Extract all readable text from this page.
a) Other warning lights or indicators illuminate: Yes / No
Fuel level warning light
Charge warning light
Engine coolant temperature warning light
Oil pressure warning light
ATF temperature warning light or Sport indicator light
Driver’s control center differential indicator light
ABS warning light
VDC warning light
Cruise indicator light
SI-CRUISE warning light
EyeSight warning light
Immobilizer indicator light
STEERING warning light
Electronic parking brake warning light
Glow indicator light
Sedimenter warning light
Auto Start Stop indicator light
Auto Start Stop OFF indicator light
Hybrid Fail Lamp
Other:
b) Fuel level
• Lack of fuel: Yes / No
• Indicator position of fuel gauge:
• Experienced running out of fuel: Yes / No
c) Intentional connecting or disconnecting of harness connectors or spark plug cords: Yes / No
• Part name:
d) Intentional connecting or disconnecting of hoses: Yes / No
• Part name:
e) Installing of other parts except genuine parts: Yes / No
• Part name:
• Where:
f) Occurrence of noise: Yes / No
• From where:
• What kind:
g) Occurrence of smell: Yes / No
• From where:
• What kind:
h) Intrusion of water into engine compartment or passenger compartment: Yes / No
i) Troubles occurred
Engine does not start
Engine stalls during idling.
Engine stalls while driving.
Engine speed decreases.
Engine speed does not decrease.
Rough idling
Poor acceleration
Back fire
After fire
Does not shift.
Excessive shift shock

──────────

◆ **Problem to solve**
Extract all of the data shown above and repeat it verbatim.

◆ **Problem solution**
Extract all readable text from this page.
a) Other warning lights or indicators illuminate: Yes / No
Fuel level warning light
Charge warning light
Engine coolant temperature warning light
Oil pressure warning light
ATF temperature warning light or Sport indicator light
Driver’s control center differential indicator light
ABS warning light
VDC warning light
Cruise indicator light
SI-CRUISE warning light
EyeSight warning light
Immobilizer indicator light
STEERING warning light
Electronic parking brake warning light
Glow indicator light
Sedimenter warning light
Auto Start Stop indicator light
Auto Start Stop OFF indicator light
Hybrid Fail Lamp
Other:
b) Fuel level
• Lack of fuel: Yes / No
• Indicator position of fuel gauge:
• Experienced running out of fuel: Yes / No
c) Intentional connecting or disconnecting of harness connectors or spark plug cords: Yes / No
• Part name:
d) Intentional connecting or disconnecting of hoses: Yes / No
• Part name:
e) Installing of other parts except genuine parts: Yes / No
• Part name:
• Where:
f) Occurrence of noise: Yes / No
• From where:
• What kind:
g) Occurrence of smell: Yes / No
• From where:
• What kind:
h) Intrusion of water into engine compartment or passenger compartment: Yes / No
i) Troubles occurred
Engine does not start
Engine stalls during idling.
Engine stalls while driving.
Engine speed decreases.
Engine speed does not decrease.
Rough idling
Poor acceleration
Back fire
After fire
Does not shift.
Excessive shift shock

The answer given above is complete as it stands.